__WHAT YOU HAVE TO DO__. Find every line in the records below that holds the word "panel" and copy it.
+ + + + + + +
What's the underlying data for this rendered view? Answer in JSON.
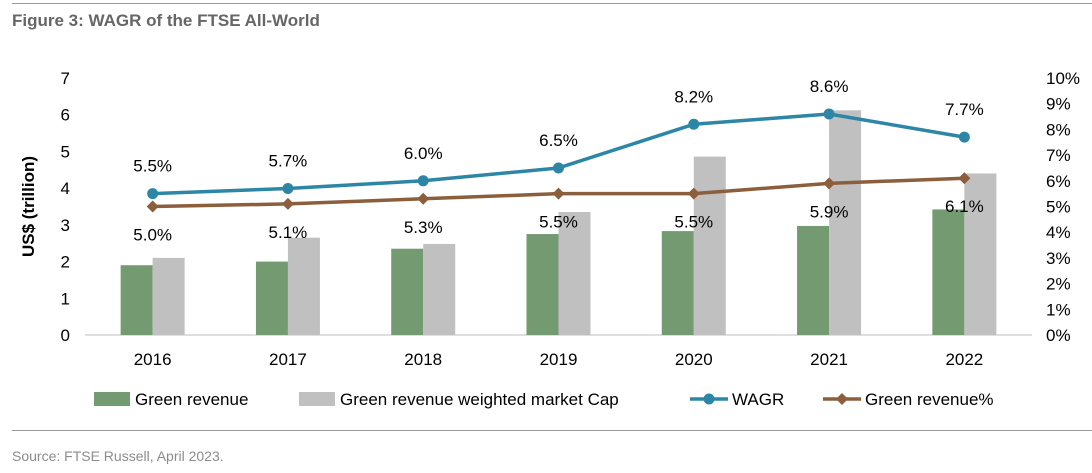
{
  "figure": {
    "title": "Figure 3: WAGR of the FTSE All-World",
    "source": "Source: FTSE Russell, April 2023."
  },
  "colors": {
    "green_revenue": "#739a70",
    "market_cap": "#c0c0c0",
    "wagr": "#2e86a6",
    "green_pct": "#8b5e3c",
    "axis": "#bfbfbf",
    "text": "#000000"
  },
  "chart_data": {
    "type": "bar",
    "title": "",
    "categories": [
      "2016",
      "2017",
      "2018",
      "2019",
      "2020",
      "2021",
      "2022"
    ],
    "ylabel": "US$ (trillion)",
    "ylim": [
      0,
      7
    ],
    "yticks": [
      "0",
      "1",
      "2",
      "3",
      "4",
      "5",
      "6",
      "7"
    ],
    "y2lim": [
      0,
      10
    ],
    "y2ticks": [
      "0%",
      "1%",
      "2%",
      "3%",
      "4%",
      "5%",
      "6%",
      "7%",
      "8%",
      "9%",
      "10%"
    ],
    "legend_position": "bottom",
    "grid": false,
    "series": [
      {
        "name": "Green revenue",
        "type": "bar",
        "axis": "left",
        "values": [
          1.9,
          2.0,
          2.35,
          2.75,
          2.83,
          2.97,
          3.42
        ]
      },
      {
        "name": "Green revenue weighted market Cap",
        "type": "bar",
        "axis": "left",
        "values": [
          2.1,
          2.65,
          2.48,
          3.35,
          4.86,
          6.12,
          4.4
        ]
      },
      {
        "name": "WAGR",
        "type": "line",
        "axis": "right",
        "values": [
          5.5,
          5.7,
          6.0,
          6.5,
          8.2,
          8.6,
          7.7
        ],
        "labels": [
          "5.5%",
          "5.7%",
          "6.0%",
          "6.5%",
          "8.2%",
          "8.6%",
          "7.7%"
        ]
      },
      {
        "name": "Green revenue%",
        "type": "line",
        "axis": "right",
        "values": [
          5.0,
          5.1,
          5.3,
          5.5,
          5.5,
          5.9,
          6.1
        ],
        "labels": [
          "5.0%",
          "5.1%",
          "5.3%",
          "5.5%",
          "5.5%",
          "5.9%",
          "6.1%"
        ]
      }
    ]
  }
}
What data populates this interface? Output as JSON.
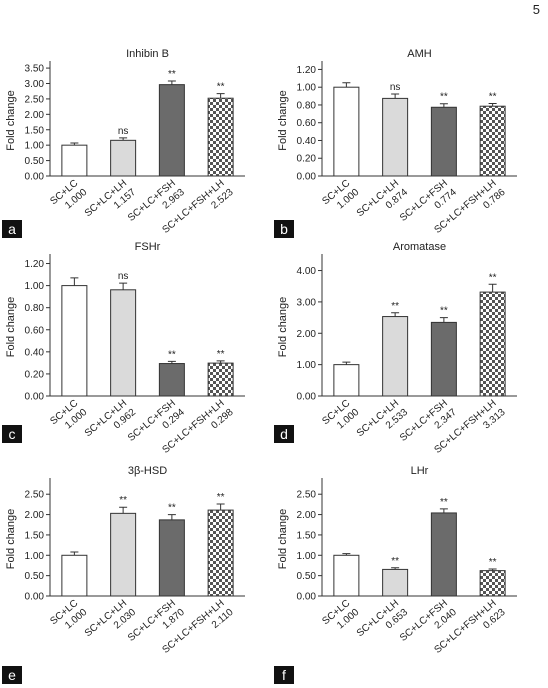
{
  "page_number": "5",
  "chart_data": [
    {
      "type": "bar",
      "panel": "a",
      "title": "Inhibin B",
      "ylabel": "Fold change",
      "categories": [
        "SC+LC",
        "SC+LC+LH",
        "SC+LC+FSH",
        "SC+LC+FSH+LH"
      ],
      "values": [
        1.0,
        1.157,
        2.963,
        2.523
      ],
      "value_labels": [
        "1.000",
        "1.157",
        "2.963",
        "2.523"
      ],
      "errors": [
        0.07,
        0.08,
        0.12,
        0.15
      ],
      "annotations": [
        null,
        "ns",
        "**",
        "**"
      ],
      "colors": [
        "#ffffff",
        "#dadada",
        "#6b6b6b",
        "#555555"
      ],
      "checkered": [
        false,
        false,
        false,
        true
      ],
      "ylim": [
        0,
        3.6
      ],
      "yticks": [
        {
          "value": 0,
          "label": "0.00"
        },
        {
          "value": 0.5,
          "label": "0.50"
        },
        {
          "value": 1,
          "label": "1.00"
        },
        {
          "value": 1.5,
          "label": "1.50"
        },
        {
          "value": 2,
          "label": "2.00"
        },
        {
          "value": 2.5,
          "label": "2.50"
        },
        {
          "value": 3,
          "label": "3.00"
        },
        {
          "value": 3.5,
          "label": "3.50"
        }
      ]
    },
    {
      "type": "bar",
      "panel": "b",
      "title": "AMH",
      "ylabel": "Fold change",
      "categories": [
        "SC+LC",
        "SC+LC+LH",
        "SC+LC+FSH",
        "SC+LC+FSH+LH"
      ],
      "values": [
        1.0,
        0.874,
        0.774,
        0.786
      ],
      "value_labels": [
        "1.000",
        "0.874",
        "0.774",
        "0.786"
      ],
      "errors": [
        0.05,
        0.05,
        0.04,
        0.03
      ],
      "annotations": [
        null,
        "ns",
        "**",
        "**"
      ],
      "colors": [
        "#ffffff",
        "#dadada",
        "#6b6b6b",
        "#555555"
      ],
      "checkered": [
        false,
        false,
        false,
        true
      ],
      "ylim": [
        0,
        1.25
      ],
      "yticks": [
        {
          "value": 0,
          "label": "0.00"
        },
        {
          "value": 0.2,
          "label": "0.20"
        },
        {
          "value": 0.4,
          "label": "0.40"
        },
        {
          "value": 0.6,
          "label": "0.60"
        },
        {
          "value": 0.8,
          "label": "0.80"
        },
        {
          "value": 1,
          "label": "1.00"
        },
        {
          "value": 1.2,
          "label": "1.20"
        }
      ]
    },
    {
      "type": "bar",
      "panel": "c",
      "title": "FSHr",
      "ylabel": "Fold change",
      "categories": [
        "SC+LC",
        "SC+LC+LH",
        "SC+LC+FSH",
        "SC+LC+FSH+LH"
      ],
      "values": [
        1.0,
        0.962,
        0.294,
        0.298
      ],
      "value_labels": [
        "1.000",
        "0.962",
        "0.294",
        "0.298"
      ],
      "errors": [
        0.07,
        0.06,
        0.02,
        0.02
      ],
      "annotations": [
        null,
        "ns",
        "**",
        "**"
      ],
      "colors": [
        "#ffffff",
        "#dadada",
        "#6b6b6b",
        "#555555"
      ],
      "checkered": [
        false,
        false,
        false,
        true
      ],
      "ylim": [
        0,
        1.25
      ],
      "yticks": [
        {
          "value": 0,
          "label": "0.00"
        },
        {
          "value": 0.2,
          "label": "0.20"
        },
        {
          "value": 0.4,
          "label": "0.40"
        },
        {
          "value": 0.6,
          "label": "0.60"
        },
        {
          "value": 0.8,
          "label": "0.80"
        },
        {
          "value": 1,
          "label": "1.00"
        },
        {
          "value": 1.2,
          "label": "1.20"
        }
      ]
    },
    {
      "type": "bar",
      "panel": "d",
      "title": "Aromatase",
      "ylabel": "Fold change",
      "categories": [
        "SC+LC",
        "SC+LC+LH",
        "SC+LC+FSH",
        "SC+LC+FSH+LH"
      ],
      "values": [
        1.0,
        2.533,
        2.347,
        3.313
      ],
      "value_labels": [
        "1.000",
        "2.533",
        "2.347",
        "3.313"
      ],
      "errors": [
        0.08,
        0.12,
        0.15,
        0.25
      ],
      "annotations": [
        null,
        "**",
        "**",
        "**"
      ],
      "colors": [
        "#ffffff",
        "#dadada",
        "#6b6b6b",
        "#555555"
      ],
      "checkered": [
        false,
        false,
        false,
        true
      ],
      "ylim": [
        0,
        4.4
      ],
      "yticks": [
        {
          "value": 0,
          "label": "0.00"
        },
        {
          "value": 1,
          "label": "1.00"
        },
        {
          "value": 2,
          "label": "2.00"
        },
        {
          "value": 3,
          "label": "3.00"
        },
        {
          "value": 4,
          "label": "4.00"
        }
      ]
    },
    {
      "type": "bar",
      "panel": "e",
      "title": "3β-HSD",
      "ylabel": "Fold change",
      "categories": [
        "SC+LC",
        "SC+LC+LH",
        "SC+LC+FSH",
        "SC+LC+FSH+LH"
      ],
      "values": [
        1.0,
        2.03,
        1.87,
        2.11
      ],
      "value_labels": [
        "1.000",
        "2.030",
        "1.870",
        "2.110"
      ],
      "errors": [
        0.08,
        0.15,
        0.13,
        0.15
      ],
      "annotations": [
        null,
        "**",
        "**",
        "**"
      ],
      "colors": [
        "#ffffff",
        "#dadada",
        "#6b6b6b",
        "#555555"
      ],
      "checkered": [
        false,
        false,
        false,
        true
      ],
      "ylim": [
        0,
        2.8
      ],
      "yticks": [
        {
          "value": 0,
          "label": "0.00"
        },
        {
          "value": 0.5,
          "label": "0.50"
        },
        {
          "value": 1,
          "label": "1.00"
        },
        {
          "value": 1.5,
          "label": "1.50"
        },
        {
          "value": 2,
          "label": "2.00"
        },
        {
          "value": 2.5,
          "label": "2.50"
        }
      ]
    },
    {
      "type": "bar",
      "panel": "f",
      "title": "LHr",
      "ylabel": "Fold change",
      "categories": [
        "SC+LC",
        "SC+LC+LH",
        "SC+LC+FSH",
        "SC+LC+FSH+LH"
      ],
      "values": [
        1.0,
        0.653,
        2.04,
        0.623
      ],
      "value_labels": [
        "1.000",
        "0.653",
        "2.040",
        "0.623"
      ],
      "errors": [
        0.04,
        0.04,
        0.1,
        0.04
      ],
      "annotations": [
        null,
        "**",
        "**",
        "**"
      ],
      "colors": [
        "#ffffff",
        "#dadada",
        "#6b6b6b",
        "#555555"
      ],
      "checkered": [
        false,
        false,
        false,
        true
      ],
      "ylim": [
        0,
        2.8
      ],
      "yticks": [
        {
          "value": 0,
          "label": "0.00"
        },
        {
          "value": 0.5,
          "label": "0.50"
        },
        {
          "value": 1,
          "label": "1.00"
        },
        {
          "value": 1.5,
          "label": "1.50"
        },
        {
          "value": 2,
          "label": "2.00"
        },
        {
          "value": 2.5,
          "label": "2.50"
        }
      ]
    }
  ]
}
+ + + + + + +
__WRITTEN RESPONSE__.
      "panel": "a",
      "panel": "b",
      "panel": "c",
      "panel": "d",
      "panel": "e",
      "panel": "f",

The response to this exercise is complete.